▶ Exercise: Reproduce all the lines below exactly and omit the images.

▶ Records provided:
* Begin *
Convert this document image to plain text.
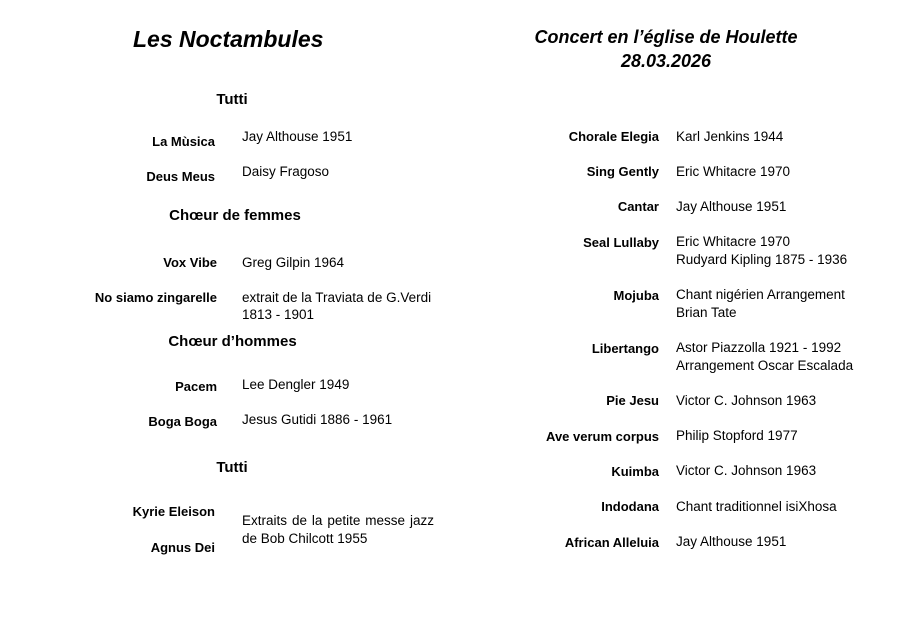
Les Noctambules
Tutti
La Mùsica Jay Althouse 1951
Deus Meus Daisy Fragoso
Chœur de femmes
Vox Vibe Greg Gilpin 1964
No siamo zingarelle extrait de la Traviata de G.Verdi
1813 - 1901
Chœur d’hommes
Pacem Lee Dengler 1949
Boga Boga Jesus Gutidi 1886 - 1961
Tutti
Kyrie Eleison
Agnus Dei
Extraits de la petite messe jazz de Bob Chilcott 1955
Concert en l’église de Houlette
28.03.2026
Chorale Elegia Karl Jenkins 1944
Sing Gently Eric Whitacre 1970
Cantar Jay Althouse 1951
Seal Lullaby Eric Whitacre 1970
Rudyard Kipling 1875 - 1936
Mojuba Chant nigérien Arrangement
Brian Tate
Libertango Astor Piazzolla 1921 - 1992
Arrangement Oscar Escalada
Pie Jesu Victor C. Johnson 1963
Ave verum corpus Philip Stopford 1977
Kuimba Victor C. Johnson 1963
Indodana Chant traditionnel isiXhosa
African Alleluia Jay Althouse 1951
* End *
▶ Correct output:
Convert this document image to plain text.
Les Noctambules
Tutti
La Mùsica Jay Althouse 1951
Deus Meus Daisy Fragoso
Chœur de femmes
Vox Vibe Greg Gilpin 1964
No siamo zingarelle extrait de la Traviata de G.Verdi
1813 - 1901
Chœur d’hommes
Pacem Lee Dengler 1949
Boga Boga Jesus Gutidi 1886 - 1961
Tutti
Kyrie Eleison
Agnus Dei
Extraits de la petite messe jazz de Bob Chilcott 1955
Concert en l’église de Houlette
28.03.2026
Chorale Elegia Karl Jenkins 1944
Sing Gently Eric Whitacre 1970
Cantar Jay Althouse 1951
Seal Lullaby Eric Whitacre 1970
Rudyard Kipling 1875 - 1936
Mojuba Chant nigérien Arrangement
Brian Tate
Libertango Astor Piazzolla 1921 - 1992
Arrangement Oscar Escalada
Pie Jesu Victor C. Johnson 1963
Ave verum corpus Philip Stopford 1977
Kuimba Victor C. Johnson 1963
Indodana Chant traditionnel isiXhosa
African Alleluia Jay Althouse 1951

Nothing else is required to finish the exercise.